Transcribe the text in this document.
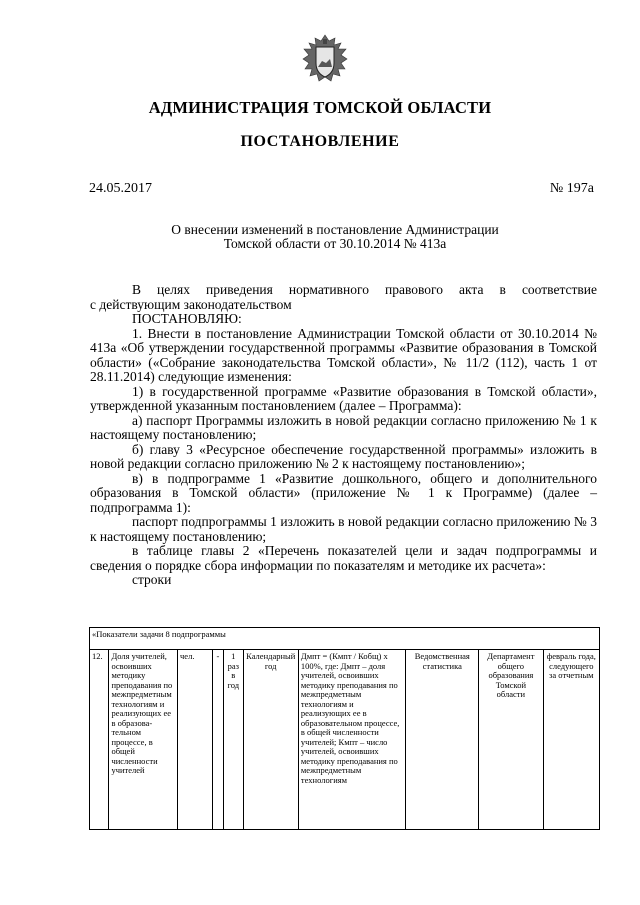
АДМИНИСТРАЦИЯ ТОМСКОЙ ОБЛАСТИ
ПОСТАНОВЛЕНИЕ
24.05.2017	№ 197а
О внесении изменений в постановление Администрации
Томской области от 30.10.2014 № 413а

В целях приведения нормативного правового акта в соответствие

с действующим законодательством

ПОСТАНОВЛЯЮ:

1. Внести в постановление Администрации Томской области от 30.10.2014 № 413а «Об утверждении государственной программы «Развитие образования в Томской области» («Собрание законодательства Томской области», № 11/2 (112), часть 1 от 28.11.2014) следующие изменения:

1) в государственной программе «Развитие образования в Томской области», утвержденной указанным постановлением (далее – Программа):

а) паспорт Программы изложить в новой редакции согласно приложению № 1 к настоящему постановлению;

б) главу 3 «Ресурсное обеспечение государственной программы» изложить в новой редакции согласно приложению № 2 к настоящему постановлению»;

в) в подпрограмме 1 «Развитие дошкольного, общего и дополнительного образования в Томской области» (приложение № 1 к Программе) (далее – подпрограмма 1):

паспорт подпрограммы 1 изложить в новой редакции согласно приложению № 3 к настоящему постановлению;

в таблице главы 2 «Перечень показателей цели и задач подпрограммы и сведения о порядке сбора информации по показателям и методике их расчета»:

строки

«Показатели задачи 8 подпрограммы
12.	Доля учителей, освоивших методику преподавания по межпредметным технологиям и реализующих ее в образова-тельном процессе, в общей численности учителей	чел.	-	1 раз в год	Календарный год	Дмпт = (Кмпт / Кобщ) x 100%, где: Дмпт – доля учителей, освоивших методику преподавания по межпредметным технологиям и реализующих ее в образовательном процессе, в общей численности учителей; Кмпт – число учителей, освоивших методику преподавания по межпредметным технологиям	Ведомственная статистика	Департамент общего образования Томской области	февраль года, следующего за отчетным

------

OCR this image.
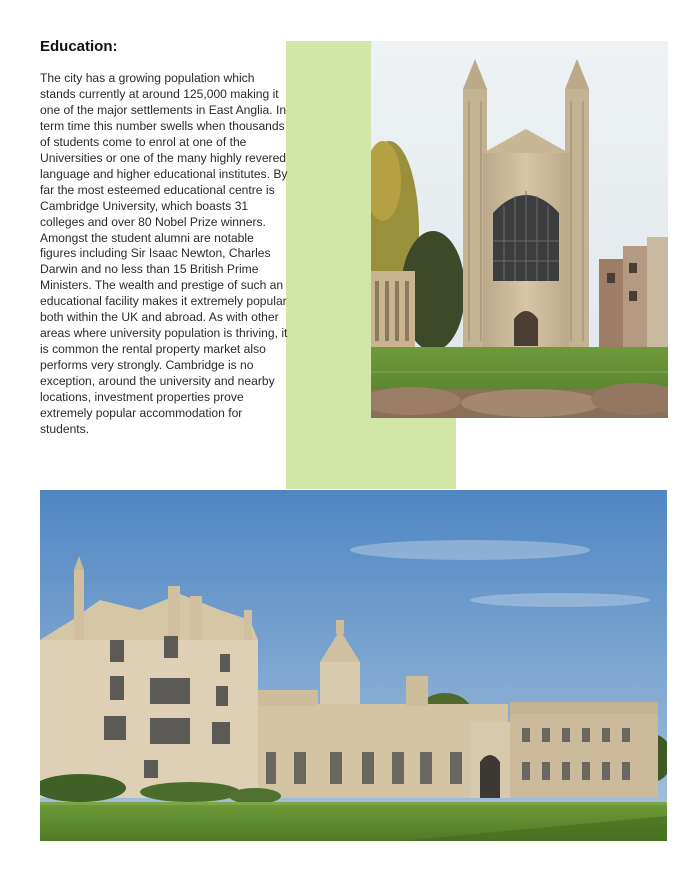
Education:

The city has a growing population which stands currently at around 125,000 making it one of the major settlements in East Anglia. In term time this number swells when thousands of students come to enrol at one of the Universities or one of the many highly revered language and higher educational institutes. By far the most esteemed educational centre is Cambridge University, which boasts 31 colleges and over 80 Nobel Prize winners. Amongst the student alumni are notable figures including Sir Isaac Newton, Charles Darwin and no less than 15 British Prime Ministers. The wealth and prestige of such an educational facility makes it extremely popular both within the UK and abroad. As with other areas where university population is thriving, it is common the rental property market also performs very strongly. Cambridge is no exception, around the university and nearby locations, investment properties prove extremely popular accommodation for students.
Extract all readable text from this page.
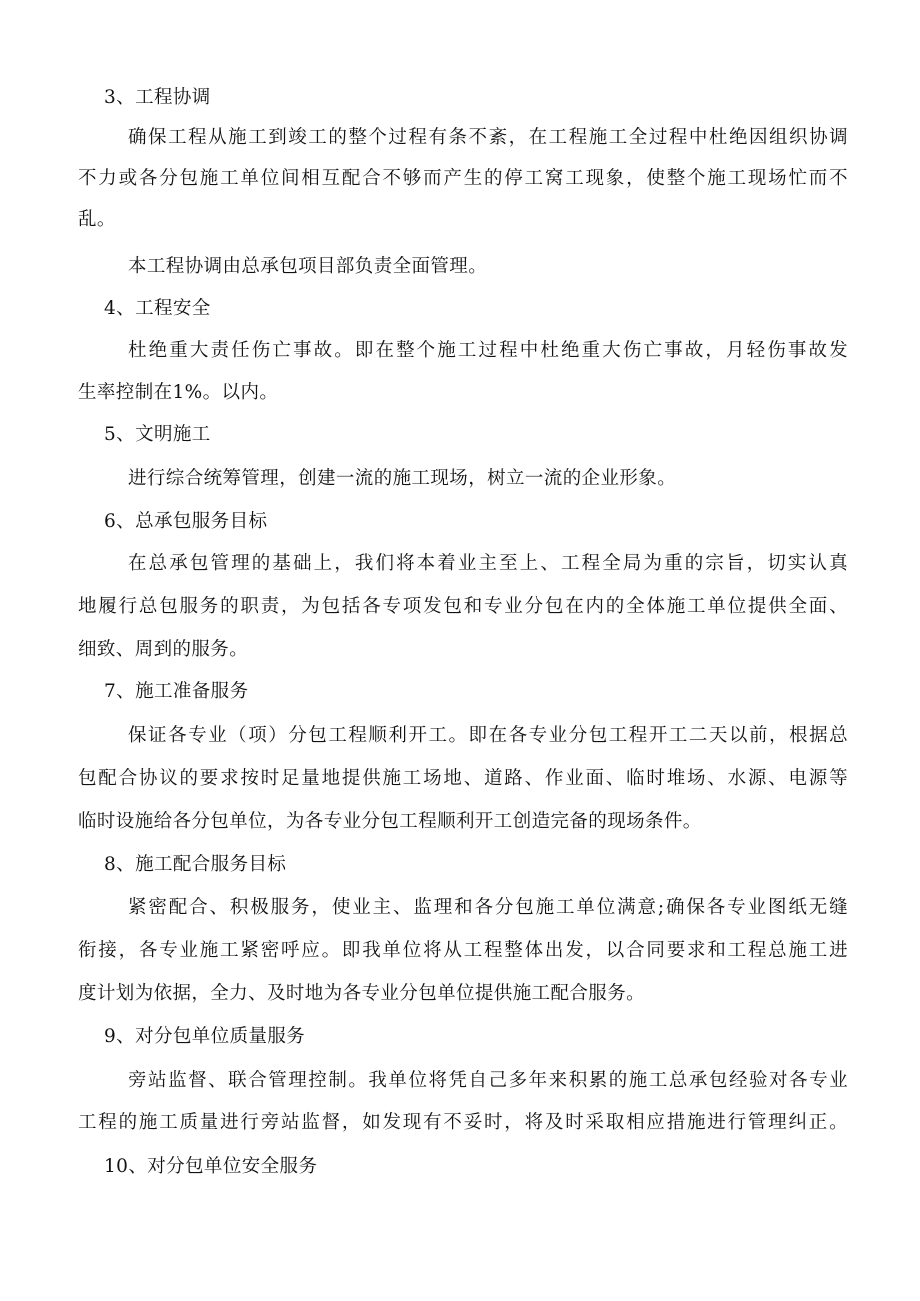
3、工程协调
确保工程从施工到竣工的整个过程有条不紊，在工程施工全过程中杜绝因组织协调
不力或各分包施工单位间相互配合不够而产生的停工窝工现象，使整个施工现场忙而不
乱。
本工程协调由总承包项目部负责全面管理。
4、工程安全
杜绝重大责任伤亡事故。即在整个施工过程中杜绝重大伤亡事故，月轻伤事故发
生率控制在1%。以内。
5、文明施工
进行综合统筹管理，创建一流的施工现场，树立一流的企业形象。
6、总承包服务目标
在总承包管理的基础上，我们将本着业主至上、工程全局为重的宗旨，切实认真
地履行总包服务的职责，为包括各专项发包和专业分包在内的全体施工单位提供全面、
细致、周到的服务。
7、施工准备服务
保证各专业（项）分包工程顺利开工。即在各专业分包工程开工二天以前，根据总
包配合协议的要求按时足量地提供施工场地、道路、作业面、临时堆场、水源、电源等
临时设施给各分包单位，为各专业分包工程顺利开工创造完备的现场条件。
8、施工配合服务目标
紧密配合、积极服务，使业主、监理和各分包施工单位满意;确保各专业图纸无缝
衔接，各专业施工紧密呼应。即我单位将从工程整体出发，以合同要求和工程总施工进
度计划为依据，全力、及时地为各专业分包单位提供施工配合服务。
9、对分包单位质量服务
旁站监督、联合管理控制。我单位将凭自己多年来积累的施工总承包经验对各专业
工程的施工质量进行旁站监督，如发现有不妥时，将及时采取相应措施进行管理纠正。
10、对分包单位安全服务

------

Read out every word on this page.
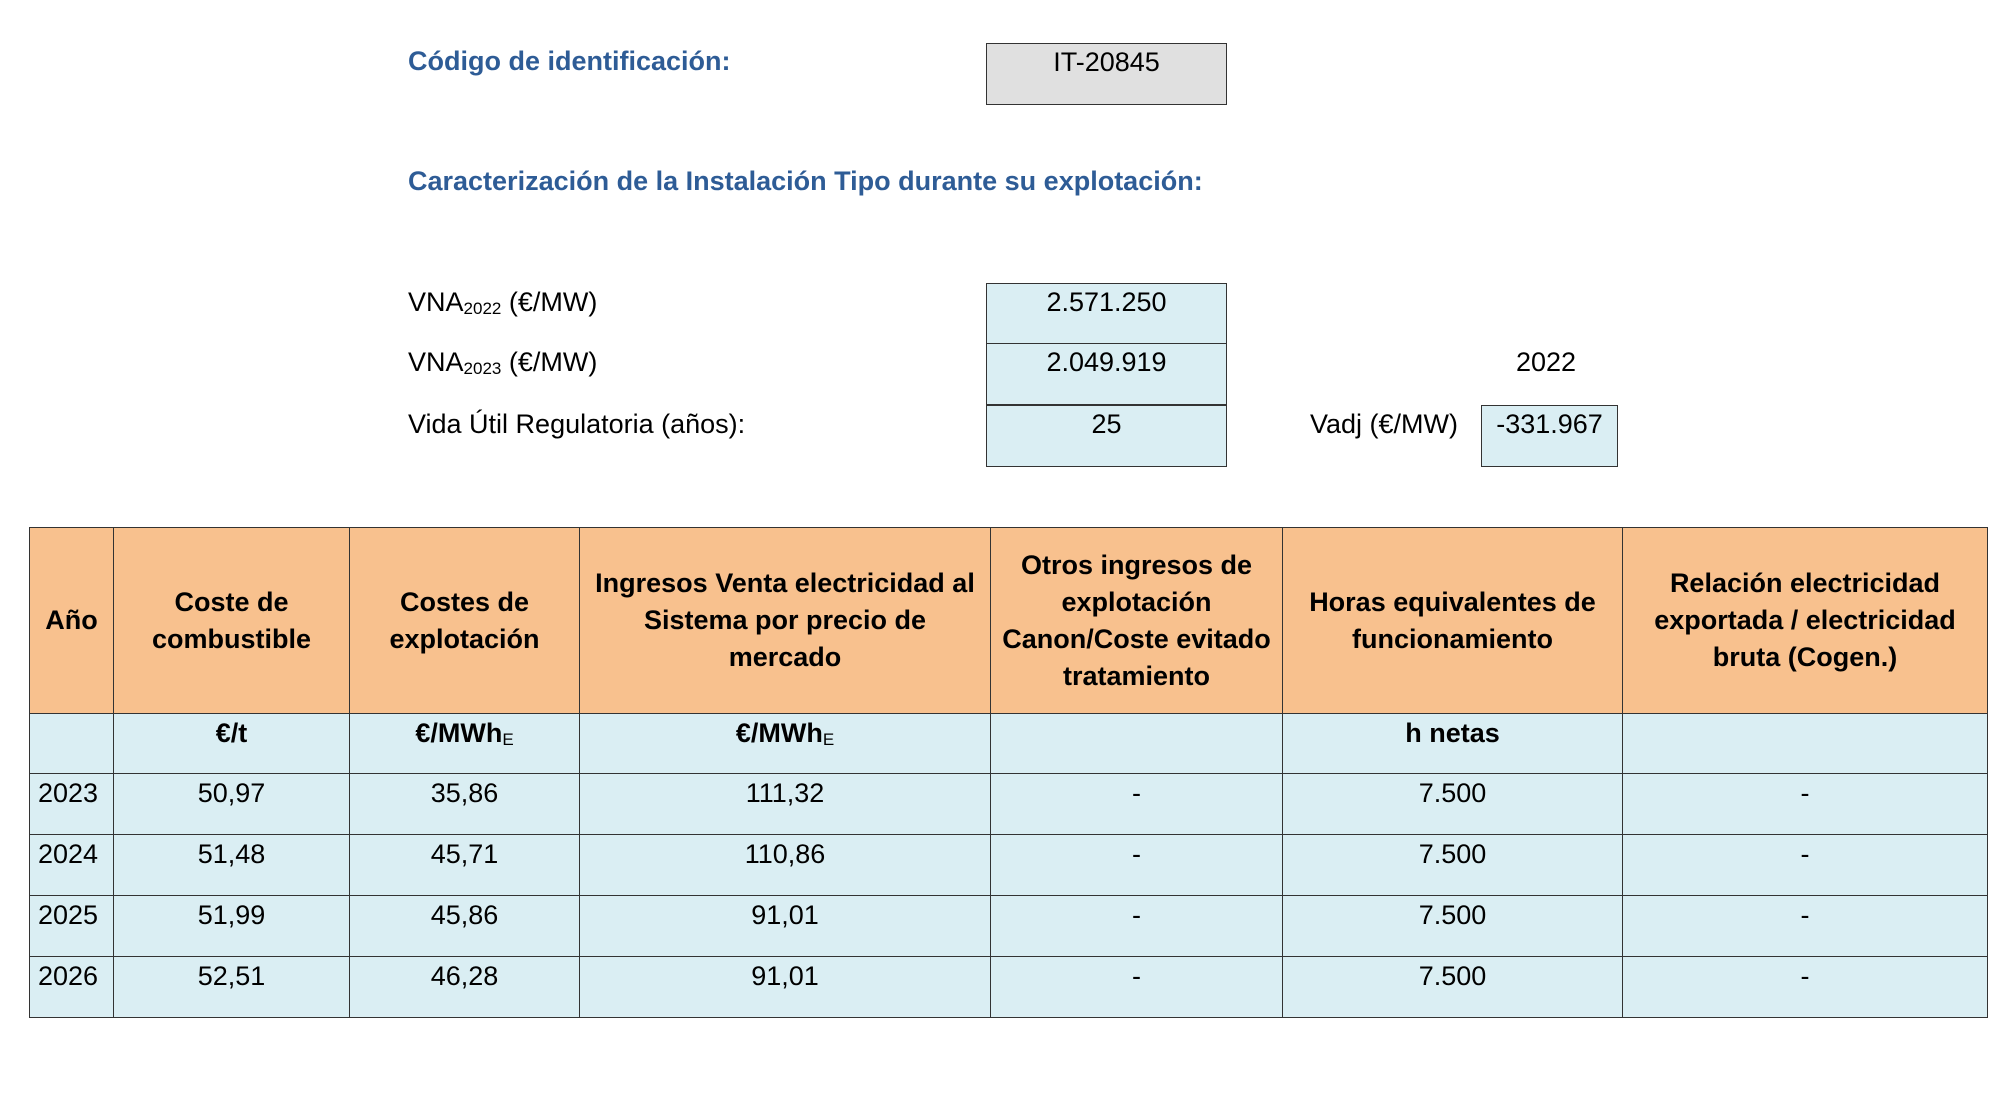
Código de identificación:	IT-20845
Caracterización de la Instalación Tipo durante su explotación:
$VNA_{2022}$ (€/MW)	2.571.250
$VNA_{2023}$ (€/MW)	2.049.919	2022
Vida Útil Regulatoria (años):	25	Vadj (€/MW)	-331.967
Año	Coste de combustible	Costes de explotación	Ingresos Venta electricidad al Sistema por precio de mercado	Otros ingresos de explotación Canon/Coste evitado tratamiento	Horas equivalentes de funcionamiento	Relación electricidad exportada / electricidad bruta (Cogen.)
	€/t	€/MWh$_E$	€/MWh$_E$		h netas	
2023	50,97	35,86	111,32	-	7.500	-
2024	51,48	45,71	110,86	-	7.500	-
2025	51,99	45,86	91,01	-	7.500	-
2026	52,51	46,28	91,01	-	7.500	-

------

From the entries, copy out each line containing the word "Развитие".

■ Task answer ■
1. Внести в постановление Администрации Томской области от 30.10.2014 № 413а «Об утверждении государственной программы «Развитие образования в Томской области» («Собрание законодательства Томской области», № 11/2 (112), часть 1 от 28.11.2014) следующие изменения:
1) в государственной программе «Развитие образования в Томской области», утвержденной указанным постановлением (далее – Программа):
в) в подпрограмме 1 «Развитие дошкольного, общего и дополнительного образования в Томской области» (приложение № 1 к Программе) (далее – подпрограмма 1):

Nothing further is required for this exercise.